• EXERCISE
Write out the listing in full, matching it word for word.

****************************************

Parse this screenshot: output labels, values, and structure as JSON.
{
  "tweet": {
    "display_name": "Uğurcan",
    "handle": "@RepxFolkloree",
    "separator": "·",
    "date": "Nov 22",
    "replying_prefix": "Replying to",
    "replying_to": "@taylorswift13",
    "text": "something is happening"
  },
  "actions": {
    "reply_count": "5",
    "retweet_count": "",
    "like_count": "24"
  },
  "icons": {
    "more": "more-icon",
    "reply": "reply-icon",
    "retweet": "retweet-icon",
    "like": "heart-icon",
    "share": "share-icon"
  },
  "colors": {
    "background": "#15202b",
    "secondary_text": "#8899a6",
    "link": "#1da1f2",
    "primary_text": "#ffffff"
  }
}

****************************************

• WRITTEN SOLUTION
Parse this screenshot: output labels, values, and structure as JSON.
{
  "tweet": {
    "display_name": "Uğurcan",
    "handle": "@RepxFolkloree",
    "separator": "·",
    "date": "Nov 22",
    "replying_prefix": "Replying to",
    "replying_to": "@taylorswift13",
    "text": "something is happening"
  },
  "actions": {
    "reply_count": "5",
    "retweet_count": "",
    "like_count": "24"
  },
  "icons": {
    "more": "more-icon",
    "reply": "reply-icon",
    "retweet": "retweet-icon",
    "like": "heart-icon",
    "share": "share-icon"
  },
  "colors": {
    "background": "#15202b",
    "secondary_text": "#8899a6",
    "link": "#1da1f2",
    "primary_text": "#ffffff"
  }
}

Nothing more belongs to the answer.